Identify each line below that contains the word "Отрадная", and copy it out.

Collected data entries
——

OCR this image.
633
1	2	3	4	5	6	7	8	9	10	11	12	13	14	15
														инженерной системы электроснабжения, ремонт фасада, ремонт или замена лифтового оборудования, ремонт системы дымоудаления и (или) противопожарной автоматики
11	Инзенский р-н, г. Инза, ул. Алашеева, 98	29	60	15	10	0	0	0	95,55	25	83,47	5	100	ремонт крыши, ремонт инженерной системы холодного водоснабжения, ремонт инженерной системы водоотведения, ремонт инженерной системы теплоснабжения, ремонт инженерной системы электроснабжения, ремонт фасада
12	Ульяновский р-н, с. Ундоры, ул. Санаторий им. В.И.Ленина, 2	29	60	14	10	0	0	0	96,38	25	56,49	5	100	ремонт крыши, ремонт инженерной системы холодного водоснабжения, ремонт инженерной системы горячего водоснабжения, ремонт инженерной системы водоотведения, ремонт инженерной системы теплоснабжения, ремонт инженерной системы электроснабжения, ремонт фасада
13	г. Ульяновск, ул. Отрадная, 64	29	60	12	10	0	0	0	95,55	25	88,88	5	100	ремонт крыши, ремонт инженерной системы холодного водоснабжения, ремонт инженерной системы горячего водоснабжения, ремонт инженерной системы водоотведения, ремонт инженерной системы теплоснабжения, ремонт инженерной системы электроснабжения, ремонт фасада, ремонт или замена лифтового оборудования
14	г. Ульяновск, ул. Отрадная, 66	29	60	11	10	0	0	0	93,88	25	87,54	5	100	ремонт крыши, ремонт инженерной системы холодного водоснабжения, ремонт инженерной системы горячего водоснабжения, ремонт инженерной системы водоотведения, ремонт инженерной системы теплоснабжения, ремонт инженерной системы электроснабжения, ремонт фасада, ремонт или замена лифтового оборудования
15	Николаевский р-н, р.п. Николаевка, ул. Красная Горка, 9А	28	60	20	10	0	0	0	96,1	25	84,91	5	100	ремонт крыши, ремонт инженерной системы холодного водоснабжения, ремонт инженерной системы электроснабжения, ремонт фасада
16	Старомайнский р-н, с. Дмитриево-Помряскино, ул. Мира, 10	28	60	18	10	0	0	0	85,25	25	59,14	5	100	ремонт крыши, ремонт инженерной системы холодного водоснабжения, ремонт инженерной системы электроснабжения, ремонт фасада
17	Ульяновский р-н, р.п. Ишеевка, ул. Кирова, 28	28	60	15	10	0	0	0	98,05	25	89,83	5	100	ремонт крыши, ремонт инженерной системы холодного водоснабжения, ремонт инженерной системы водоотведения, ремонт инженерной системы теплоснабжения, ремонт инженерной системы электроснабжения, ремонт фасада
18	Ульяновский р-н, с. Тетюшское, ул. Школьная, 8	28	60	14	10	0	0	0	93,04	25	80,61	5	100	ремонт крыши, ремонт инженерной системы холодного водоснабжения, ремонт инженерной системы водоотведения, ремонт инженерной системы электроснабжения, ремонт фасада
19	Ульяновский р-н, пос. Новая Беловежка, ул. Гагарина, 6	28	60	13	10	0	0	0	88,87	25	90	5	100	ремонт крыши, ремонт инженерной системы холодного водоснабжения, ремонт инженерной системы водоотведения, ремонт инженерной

——

[Solution for this problem]:
13	г. Ульяновск, ул. Отрадная, 64	29	60	12	10	0	0	0	95,55	25	88,88	5	100	ремонт крыши, ремонт инженерной системы холодного водоснабжения, ремонт инженерной системы горячего водоснабжения, ремонт инженерной системы водоотведения, ремонт инженерной системы теплоснабжения, ремонт инженерной системы электроснабжения, ремонт фасада, ремонт или замена лифтового оборудования
14	г. Ульяновск, ул. Отрадная, 66	29	60	11	10	0	0	0	93,88	25	87,54	5	100	ремонт крыши, ремонт инженерной системы холодного водоснабжения, ремонт инженерной системы горячего водоснабжения, ремонт инженерной системы водоотведения, ремонт инженерной системы теплоснабжения, ремонт инженерной системы электроснабжения, ремонт фасада, ремонт или замена лифтового оборудования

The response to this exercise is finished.